Set exercise:
Keep every line where the word "this" appears; drop the rest.

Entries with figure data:

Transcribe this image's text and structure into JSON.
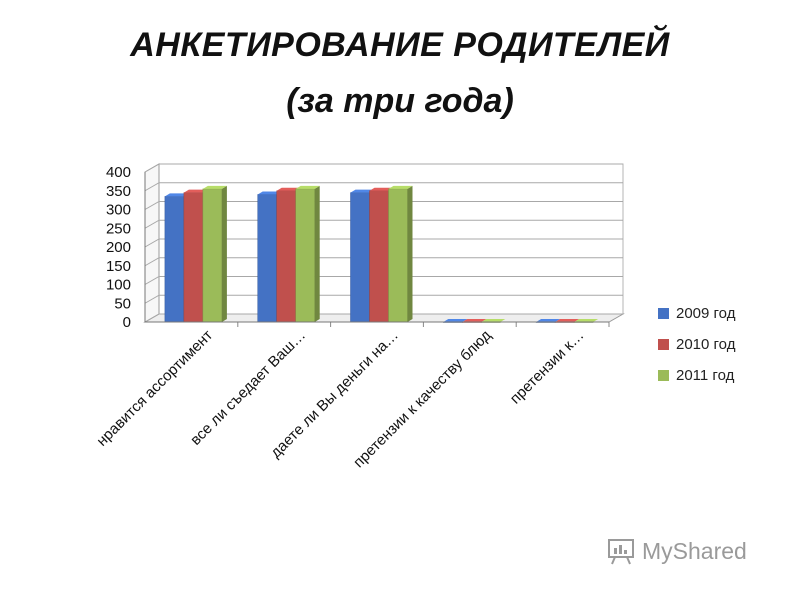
{
  "header": {
    "title_line1": "АНКЕТИРОВАНИЕ РОДИТЕЛЕЙ",
    "title_line2": "(за три года)"
  },
  "chart_data": {
    "type": "bar",
    "categories": [
      "нравится ассортимент",
      "все ли съедает Ваш…",
      "даете ли Вы деньги на…",
      "претензии к качеству блюд",
      "претензии к…"
    ],
    "series": [
      {
        "name": "2009 год",
        "color": "#4472C4",
        "values": [
          335,
          340,
          345,
          0,
          0
        ]
      },
      {
        "name": "2010 год",
        "color": "#C0504D",
        "values": [
          345,
          350,
          350,
          0,
          0
        ]
      },
      {
        "name": "2011 год",
        "color": "#9BBB59",
        "values": [
          355,
          355,
          355,
          0,
          0
        ]
      }
    ],
    "ylim": [
      0,
      400
    ],
    "yticks": [
      "0",
      "50",
      "100",
      "150",
      "200",
      "250",
      "300",
      "350",
      "400"
    ],
    "grid": true,
    "legend_position": "right"
  },
  "watermark": {
    "text": "MyShared"
  }
}
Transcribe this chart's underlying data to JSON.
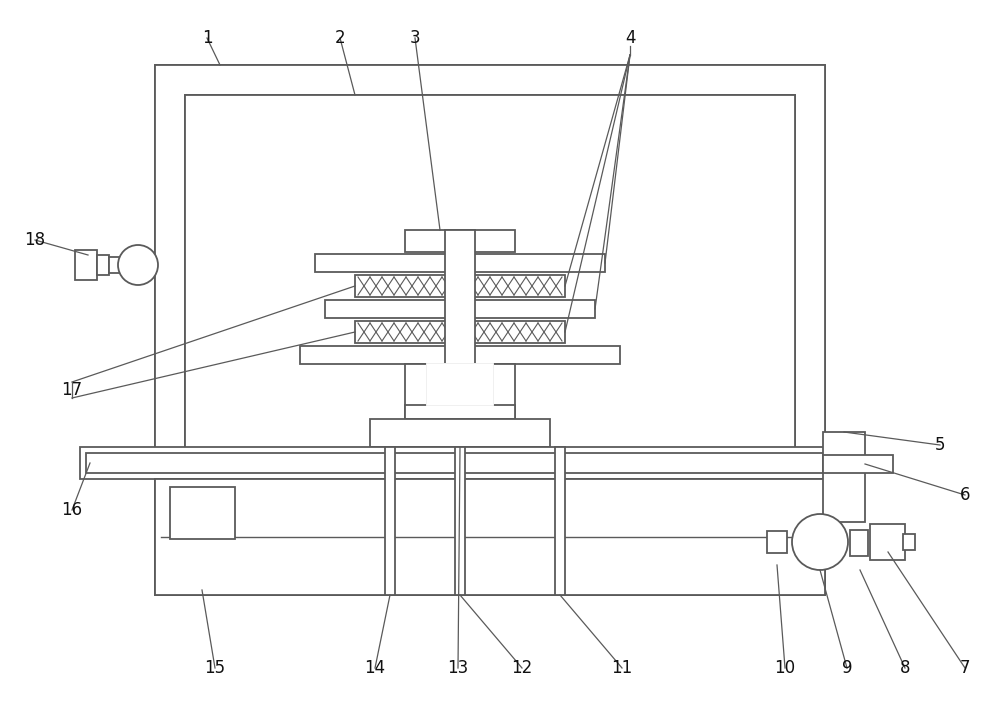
{
  "figsize": [
    10.0,
    7.24
  ],
  "dpi": 100,
  "bg_color": "#ffffff",
  "line_color": "#5a5a5a",
  "line_width": 1.3,
  "label_fontsize": 12,
  "label_color": "#111111"
}
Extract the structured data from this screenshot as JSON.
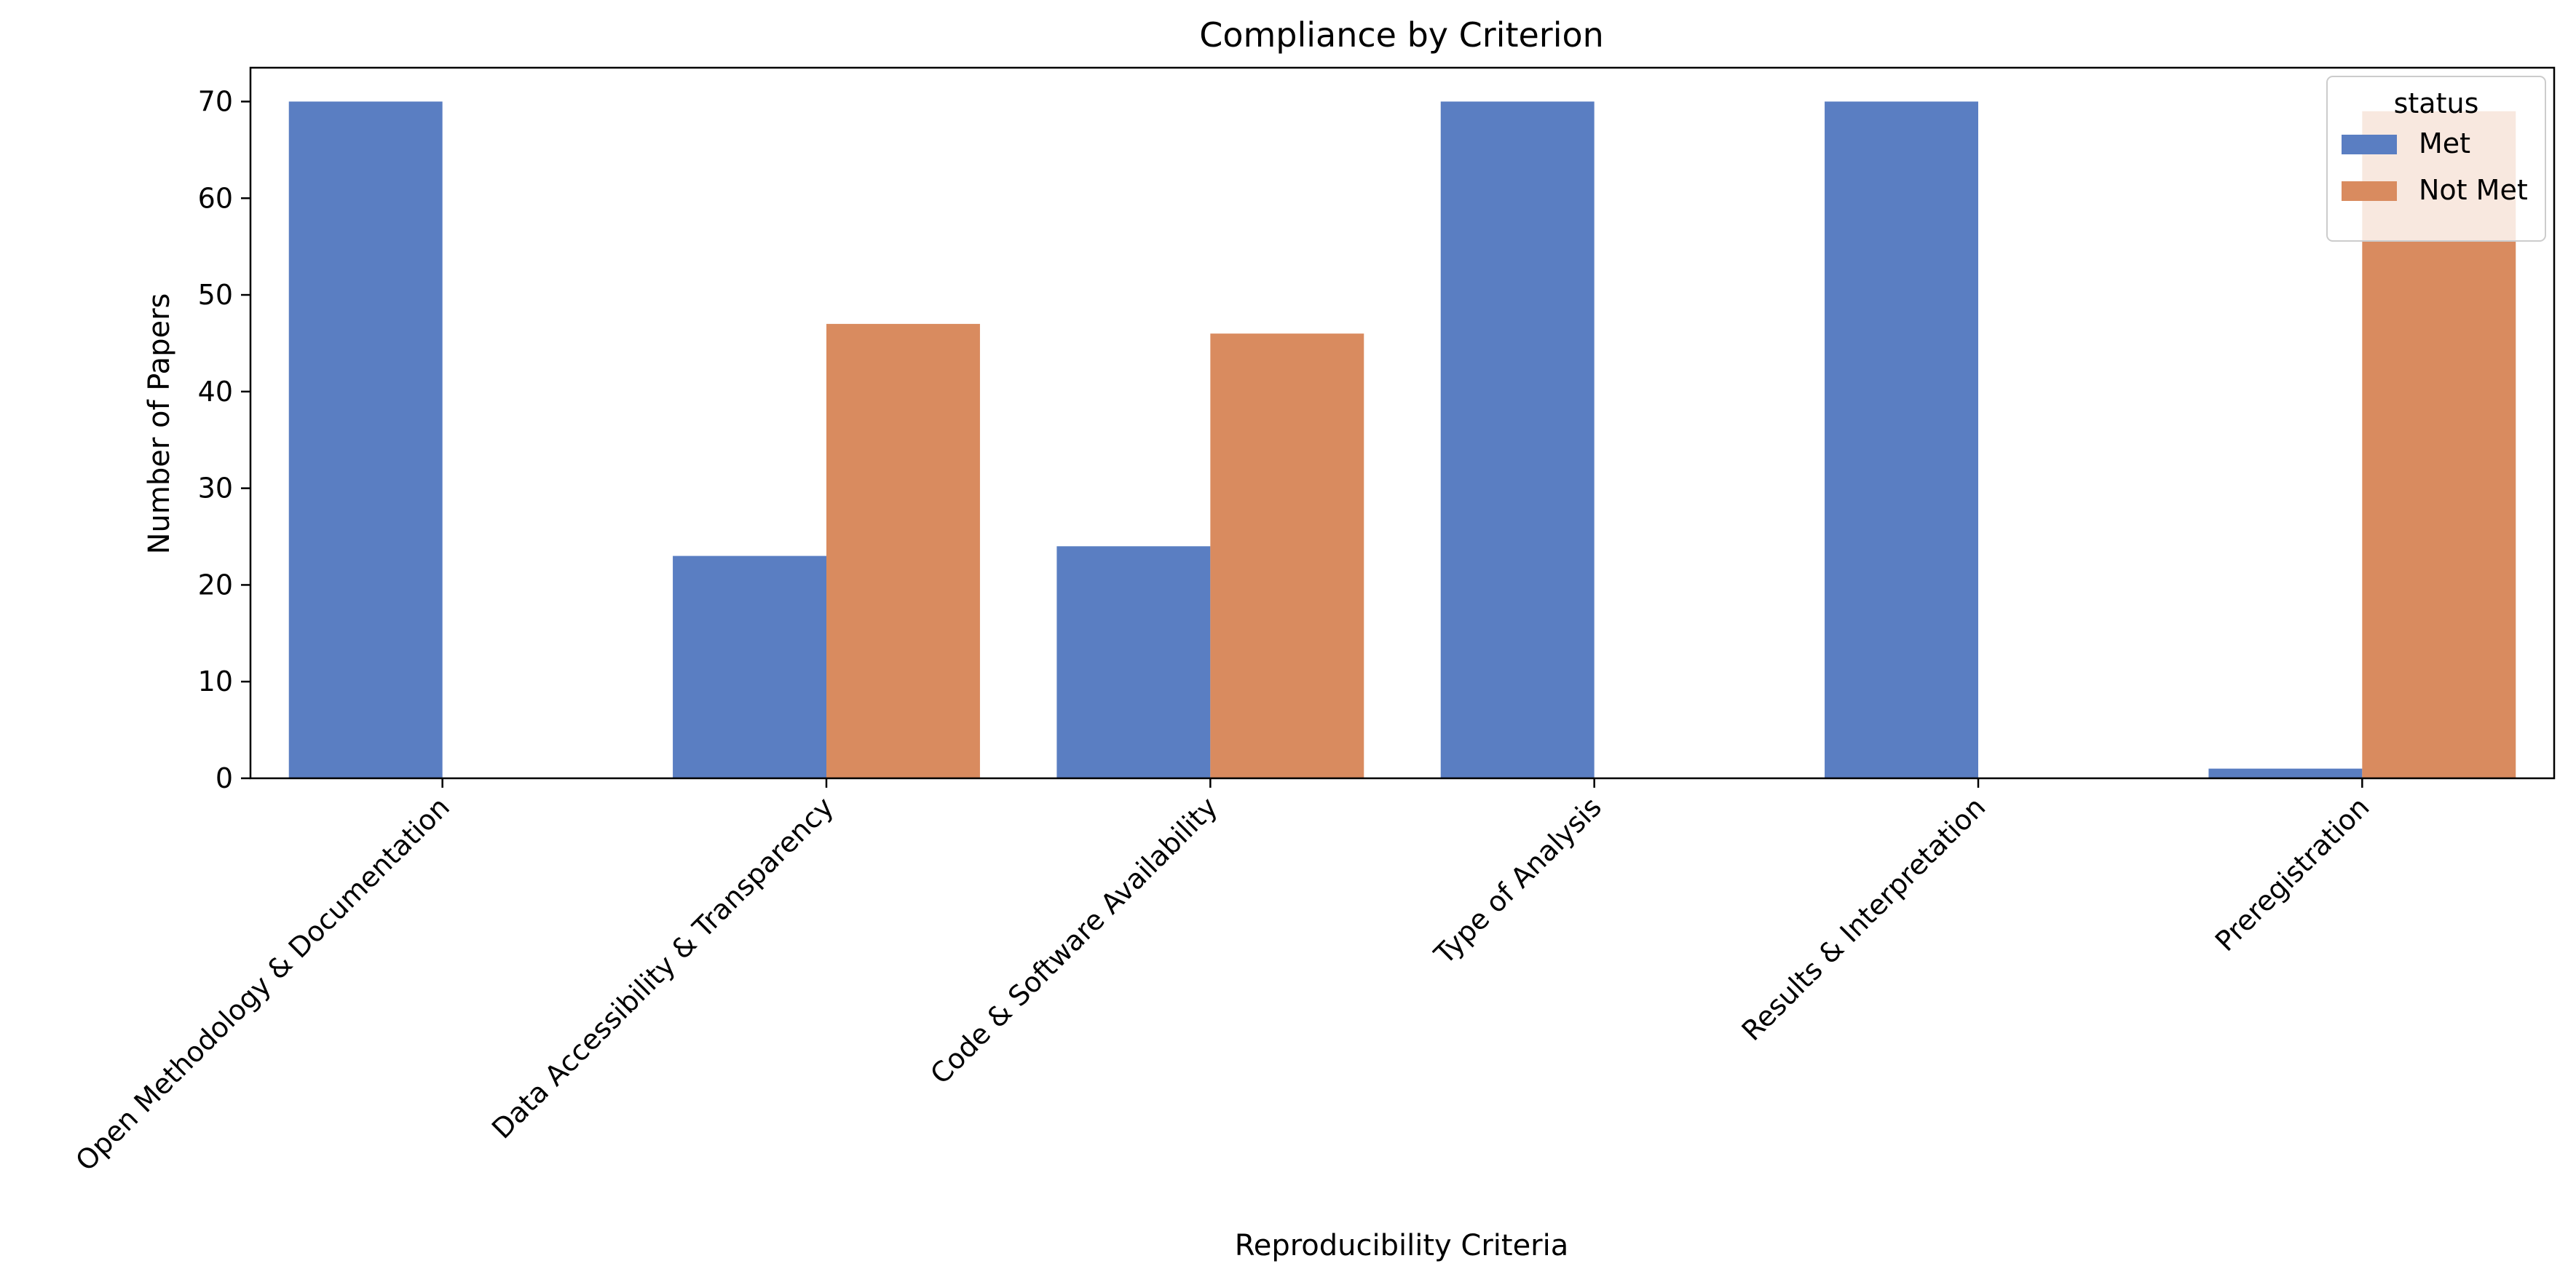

Reply:
Transcribe this image's text and structure into JSON.
Transcribe this chart's underlying data to JSON.
Extract the structured data from this screenshot as JSON.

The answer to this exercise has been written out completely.